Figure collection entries
↓
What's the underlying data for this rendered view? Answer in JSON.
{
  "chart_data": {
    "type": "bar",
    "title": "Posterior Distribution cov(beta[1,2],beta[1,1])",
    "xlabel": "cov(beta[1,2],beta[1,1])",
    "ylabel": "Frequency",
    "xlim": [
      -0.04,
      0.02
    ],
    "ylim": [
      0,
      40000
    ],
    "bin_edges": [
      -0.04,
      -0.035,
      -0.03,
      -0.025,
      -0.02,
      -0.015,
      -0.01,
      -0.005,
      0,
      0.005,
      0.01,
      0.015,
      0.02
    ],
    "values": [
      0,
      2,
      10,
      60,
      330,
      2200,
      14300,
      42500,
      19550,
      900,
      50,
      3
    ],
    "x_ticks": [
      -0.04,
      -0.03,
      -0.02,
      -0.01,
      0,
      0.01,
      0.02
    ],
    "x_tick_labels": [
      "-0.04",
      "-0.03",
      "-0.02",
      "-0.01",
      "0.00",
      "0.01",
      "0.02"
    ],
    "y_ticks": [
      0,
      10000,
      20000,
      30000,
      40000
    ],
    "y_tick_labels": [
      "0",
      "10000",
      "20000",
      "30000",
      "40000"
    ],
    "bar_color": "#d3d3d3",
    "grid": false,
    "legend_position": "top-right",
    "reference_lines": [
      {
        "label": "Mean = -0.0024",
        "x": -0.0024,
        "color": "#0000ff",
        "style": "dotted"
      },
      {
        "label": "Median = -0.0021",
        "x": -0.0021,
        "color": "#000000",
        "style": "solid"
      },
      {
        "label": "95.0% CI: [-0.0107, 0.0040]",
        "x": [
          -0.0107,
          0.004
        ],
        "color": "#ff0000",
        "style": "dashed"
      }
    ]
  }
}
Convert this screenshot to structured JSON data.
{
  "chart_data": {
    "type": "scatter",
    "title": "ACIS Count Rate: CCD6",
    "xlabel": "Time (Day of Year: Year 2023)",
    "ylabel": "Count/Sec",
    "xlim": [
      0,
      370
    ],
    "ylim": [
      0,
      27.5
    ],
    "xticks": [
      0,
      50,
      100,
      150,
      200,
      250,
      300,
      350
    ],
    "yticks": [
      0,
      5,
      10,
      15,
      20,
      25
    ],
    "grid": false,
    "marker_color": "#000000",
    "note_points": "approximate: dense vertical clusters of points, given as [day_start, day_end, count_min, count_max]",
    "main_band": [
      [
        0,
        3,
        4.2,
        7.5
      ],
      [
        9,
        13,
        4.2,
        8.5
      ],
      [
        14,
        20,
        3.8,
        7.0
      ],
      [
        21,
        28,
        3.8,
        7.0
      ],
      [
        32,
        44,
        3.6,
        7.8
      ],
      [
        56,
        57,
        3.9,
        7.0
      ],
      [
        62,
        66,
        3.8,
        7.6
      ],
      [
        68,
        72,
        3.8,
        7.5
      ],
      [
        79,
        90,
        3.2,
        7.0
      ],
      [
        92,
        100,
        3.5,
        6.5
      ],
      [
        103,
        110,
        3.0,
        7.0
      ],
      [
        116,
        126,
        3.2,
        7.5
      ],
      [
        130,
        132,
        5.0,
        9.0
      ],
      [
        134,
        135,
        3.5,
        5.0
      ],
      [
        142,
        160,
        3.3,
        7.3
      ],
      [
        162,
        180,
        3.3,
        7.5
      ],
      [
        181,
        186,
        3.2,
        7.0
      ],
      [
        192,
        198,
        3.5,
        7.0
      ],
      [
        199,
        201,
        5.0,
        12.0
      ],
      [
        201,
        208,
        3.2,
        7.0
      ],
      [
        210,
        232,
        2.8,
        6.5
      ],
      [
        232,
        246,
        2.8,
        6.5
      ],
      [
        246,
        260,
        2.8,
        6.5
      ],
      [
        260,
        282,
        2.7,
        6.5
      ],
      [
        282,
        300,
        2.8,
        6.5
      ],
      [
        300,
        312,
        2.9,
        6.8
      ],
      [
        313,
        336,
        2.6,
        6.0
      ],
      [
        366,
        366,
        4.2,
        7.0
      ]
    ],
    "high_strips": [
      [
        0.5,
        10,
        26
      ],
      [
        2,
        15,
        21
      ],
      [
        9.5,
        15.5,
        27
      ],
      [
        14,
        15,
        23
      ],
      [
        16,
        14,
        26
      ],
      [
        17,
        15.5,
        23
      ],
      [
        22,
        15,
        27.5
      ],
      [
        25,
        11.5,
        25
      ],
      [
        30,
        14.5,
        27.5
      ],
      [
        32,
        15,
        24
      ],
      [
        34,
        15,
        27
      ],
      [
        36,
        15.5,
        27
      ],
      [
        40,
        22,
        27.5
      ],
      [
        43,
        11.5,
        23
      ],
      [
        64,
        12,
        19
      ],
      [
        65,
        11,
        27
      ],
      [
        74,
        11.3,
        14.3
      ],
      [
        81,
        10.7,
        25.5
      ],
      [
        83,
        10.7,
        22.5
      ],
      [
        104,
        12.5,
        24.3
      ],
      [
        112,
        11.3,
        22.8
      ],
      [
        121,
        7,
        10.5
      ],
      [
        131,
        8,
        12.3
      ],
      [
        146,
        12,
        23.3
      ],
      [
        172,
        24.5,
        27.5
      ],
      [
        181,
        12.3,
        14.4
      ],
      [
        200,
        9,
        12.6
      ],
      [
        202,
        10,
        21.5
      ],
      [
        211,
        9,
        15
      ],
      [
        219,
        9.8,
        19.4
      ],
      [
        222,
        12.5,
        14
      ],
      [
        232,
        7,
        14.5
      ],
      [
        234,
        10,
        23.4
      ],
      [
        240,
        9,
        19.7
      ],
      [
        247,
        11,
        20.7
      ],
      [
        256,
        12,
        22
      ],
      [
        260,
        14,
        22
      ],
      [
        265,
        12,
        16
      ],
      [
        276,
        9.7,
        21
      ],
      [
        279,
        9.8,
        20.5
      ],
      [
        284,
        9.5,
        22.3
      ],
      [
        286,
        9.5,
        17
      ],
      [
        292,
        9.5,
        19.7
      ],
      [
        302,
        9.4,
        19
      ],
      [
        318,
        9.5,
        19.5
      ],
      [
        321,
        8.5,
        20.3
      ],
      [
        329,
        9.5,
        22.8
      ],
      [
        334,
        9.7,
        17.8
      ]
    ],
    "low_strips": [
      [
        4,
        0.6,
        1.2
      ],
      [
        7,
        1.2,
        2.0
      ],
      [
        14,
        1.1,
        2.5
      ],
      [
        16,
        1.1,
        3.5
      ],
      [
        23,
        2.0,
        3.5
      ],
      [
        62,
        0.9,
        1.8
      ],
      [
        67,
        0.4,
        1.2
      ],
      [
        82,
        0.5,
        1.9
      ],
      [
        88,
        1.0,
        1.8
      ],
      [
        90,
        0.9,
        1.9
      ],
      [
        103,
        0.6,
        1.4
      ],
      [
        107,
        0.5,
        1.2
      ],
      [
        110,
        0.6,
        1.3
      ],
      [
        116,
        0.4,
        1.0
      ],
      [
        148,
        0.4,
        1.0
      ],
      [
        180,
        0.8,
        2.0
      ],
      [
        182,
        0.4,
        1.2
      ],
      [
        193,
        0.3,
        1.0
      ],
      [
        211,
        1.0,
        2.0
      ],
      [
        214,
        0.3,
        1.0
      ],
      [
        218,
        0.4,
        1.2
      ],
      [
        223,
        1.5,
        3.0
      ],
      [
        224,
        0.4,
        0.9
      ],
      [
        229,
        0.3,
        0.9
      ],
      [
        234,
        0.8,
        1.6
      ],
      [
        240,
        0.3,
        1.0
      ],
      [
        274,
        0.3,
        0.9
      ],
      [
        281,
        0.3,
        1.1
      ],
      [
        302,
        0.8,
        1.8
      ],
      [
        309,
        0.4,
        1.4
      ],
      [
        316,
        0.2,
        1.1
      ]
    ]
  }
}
↑
• [Written task]
Output all of the data again. Match it exactly.

• [Exercise result]
What's the underlying data for this rendered view? Answer in JSON.
{
  "chart_data": {
    "type": "bar",
    "title": "Posterior Distribution cov(beta[1,2],beta[1,1])",
    "xlabel": "cov(beta[1,2],beta[1,1])",
    "ylabel": "Frequency",
    "xlim": [
      -0.04,
      0.02
    ],
    "ylim": [
      0,
      40000
    ],
    "bin_edges": [
      -0.04,
      -0.035,
      -0.03,
      -0.025,
      -0.02,
      -0.015,
      -0.01,
      -0.005,
      0,
      0.005,
      0.01,
      0.015,
      0.02
    ],
    "values": [
      0,
      2,
      10,
      60,
      330,
      2200,
      14300,
      42500,
      19550,
      900,
      50,
      3
    ],
    "x_ticks": [
      -0.04,
      -0.03,
      -0.02,
      -0.01,
      0,
      0.01,
      0.02
    ],
    "x_tick_labels": [
      "-0.04",
      "-0.03",
      "-0.02",
      "-0.01",
      "0.00",
      "0.01",
      "0.02"
    ],
    "y_ticks": [
      0,
      10000,
      20000,
      30000,
      40000
    ],
    "y_tick_labels": [
      "0",
      "10000",
      "20000",
      "30000",
      "40000"
    ],
    "bar_color": "#d3d3d3",
    "grid": false,
    "legend_position": "top-right",
    "reference_lines": [
      {
        "label": "Mean = -0.0024",
        "x": -0.0024,
        "color": "#0000ff",
        "style": "dotted"
      },
      {
        "label": "Median = -0.0021",
        "x": -0.0021,
        "color": "#000000",
        "style": "solid"
      },
      {
        "label": "95.0% CI: [-0.0107, 0.0040]",
        "x": [
          -0.0107,
          0.004
        ],
        "color": "#ff0000",
        "style": "dashed"
      }
    ]
  }
}
Convert this screenshot to structured JSON data.
{
  "chart_data": {
    "type": "scatter",
    "title": "ACIS Count Rate: CCD6",
    "xlabel": "Time (Day of Year: Year 2023)",
    "ylabel": "Count/Sec",
    "xlim": [
      0,
      370
    ],
    "ylim": [
      0,
      27.5
    ],
    "xticks": [
      0,
      50,
      100,
      150,
      200,
      250,
      300,
      350
    ],
    "yticks": [
      0,
      5,
      10,
      15,
      20,
      25
    ],
    "grid": false,
    "marker_color": "#000000",
    "note_points": "approximate: dense vertical clusters of points, given as [day_start, day_end, count_min, count_max]",
    "main_band": [
      [
        0,
        3,
        4.2,
        7.5
      ],
      [
        9,
        13,
        4.2,
        8.5
      ],
      [
        14,
        20,
        3.8,
        7.0
      ],
      [
        21,
        28,
        3.8,
        7.0
      ],
      [
        32,
        44,
        3.6,
        7.8
      ],
      [
        56,
        57,
        3.9,
        7.0
      ],
      [
        62,
        66,
        3.8,
        7.6
      ],
      [
        68,
        72,
        3.8,
        7.5
      ],
      [
        79,
        90,
        3.2,
        7.0
      ],
      [
        92,
        100,
        3.5,
        6.5
      ],
      [
        103,
        110,
        3.0,
        7.0
      ],
      [
        116,
        126,
        3.2,
        7.5
      ],
      [
        130,
        132,
        5.0,
        9.0
      ],
      [
        134,
        135,
        3.5,
        5.0
      ],
      [
        142,
        160,
        3.3,
        7.3
      ],
      [
        162,
        180,
        3.3,
        7.5
      ],
      [
        181,
        186,
        3.2,
        7.0
      ],
      [
        192,
        198,
        3.5,
        7.0
      ],
      [
        199,
        201,
        5.0,
        12.0
      ],
      [
        201,
        208,
        3.2,
        7.0
      ],
      [
        210,
        232,
        2.8,
        6.5
      ],
      [
        232,
        246,
        2.8,
        6.5
      ],
      [
        246,
        260,
        2.8,
        6.5
      ],
      [
        260,
        282,
        2.7,
        6.5
      ],
      [
        282,
        300,
        2.8,
        6.5
      ],
      [
        300,
        312,
        2.9,
        6.8
      ],
      [
        313,
        336,
        2.6,
        6.0
      ],
      [
        366,
        366,
        4.2,
        7.0
      ]
    ],
    "high_strips": [
      [
        0.5,
        10,
        26
      ],
      [
        2,
        15,
        21
      ],
      [
        9.5,
        15.5,
        27
      ],
      [
        14,
        15,
        23
      ],
      [
        16,
        14,
        26
      ],
      [
        17,
        15.5,
        23
      ],
      [
        22,
        15,
        27.5
      ],
      [
        25,
        11.5,
        25
      ],
      [
        30,
        14.5,
        27.5
      ],
      [
        32,
        15,
        24
      ],
      [
        34,
        15,
        27
      ],
      [
        36,
        15.5,
        27
      ],
      [
        40,
        22,
        27.5
      ],
      [
        43,
        11.5,
        23
      ],
      [
        64,
        12,
        19
      ],
      [
        65,
        11,
        27
      ],
      [
        74,
        11.3,
        14.3
      ],
      [
        81,
        10.7,
        25.5
      ],
      [
        83,
        10.7,
        22.5
      ],
      [
        104,
        12.5,
        24.3
      ],
      [
        112,
        11.3,
        22.8
      ],
      [
        121,
        7,
        10.5
      ],
      [
        131,
        8,
        12.3
      ],
      [
        146,
        12,
        23.3
      ],
      [
        172,
        24.5,
        27.5
      ],
      [
        181,
        12.3,
        14.4
      ],
      [
        200,
        9,
        12.6
      ],
      [
        202,
        10,
        21.5
      ],
      [
        211,
        9,
        15
      ],
      [
        219,
        9.8,
        19.4
      ],
      [
        222,
        12.5,
        14
      ],
      [
        232,
        7,
        14.5
      ],
      [
        234,
        10,
        23.4
      ],
      [
        240,
        9,
        19.7
      ],
      [
        247,
        11,
        20.7
      ],
      [
        256,
        12,
        22
      ],
      [
        260,
        14,
        22
      ],
      [
        265,
        12,
        16
      ],
      [
        276,
        9.7,
        21
      ],
      [
        279,
        9.8,
        20.5
      ],
      [
        284,
        9.5,
        22.3
      ],
      [
        286,
        9.5,
        17
      ],
      [
        292,
        9.5,
        19.7
      ],
      [
        302,
        9.4,
        19
      ],
      [
        318,
        9.5,
        19.5
      ],
      [
        321,
        8.5,
        20.3
      ],
      [
        329,
        9.5,
        22.8
      ],
      [
        334,
        9.7,
        17.8
      ]
    ],
    "low_strips": [
      [
        4,
        0.6,
        1.2
      ],
      [
        7,
        1.2,
        2.0
      ],
      [
        14,
        1.1,
        2.5
      ],
      [
        16,
        1.1,
        3.5
      ],
      [
        23,
        2.0,
        3.5
      ],
      [
        62,
        0.9,
        1.8
      ],
      [
        67,
        0.4,
        1.2
      ],
      [
        82,
        0.5,
        1.9
      ],
      [
        88,
        1.0,
        1.8
      ],
      [
        90,
        0.9,
        1.9
      ],
      [
        103,
        0.6,
        1.4
      ],
      [
        107,
        0.5,
        1.2
      ],
      [
        110,
        0.6,
        1.3
      ],
      [
        116,
        0.4,
        1.0
      ],
      [
        148,
        0.4,
        1.0
      ],
      [
        180,
        0.8,
        2.0
      ],
      [
        182,
        0.4,
        1.2
      ],
      [
        193,
        0.3,
        1.0
      ],
      [
        211,
        1.0,
        2.0
      ],
      [
        214,
        0.3,
        1.0
      ],
      [
        218,
        0.4,
        1.2
      ],
      [
        223,
        1.5,
        3.0
      ],
      [
        224,
        0.4,
        0.9
      ],
      [
        229,
        0.3,
        0.9
      ],
      [
        234,
        0.8,
        1.6
      ],
      [
        240,
        0.3,
        1.0
      ],
      [
        274,
        0.3,
        0.9
      ],
      [
        281,
        0.3,
        1.1
      ],
      [
        302,
        0.8,
        1.8
      ],
      [
        309,
        0.4,
        1.4
      ],
      [
        316,
        0.2,
        1.1
      ]
    ]
  }
}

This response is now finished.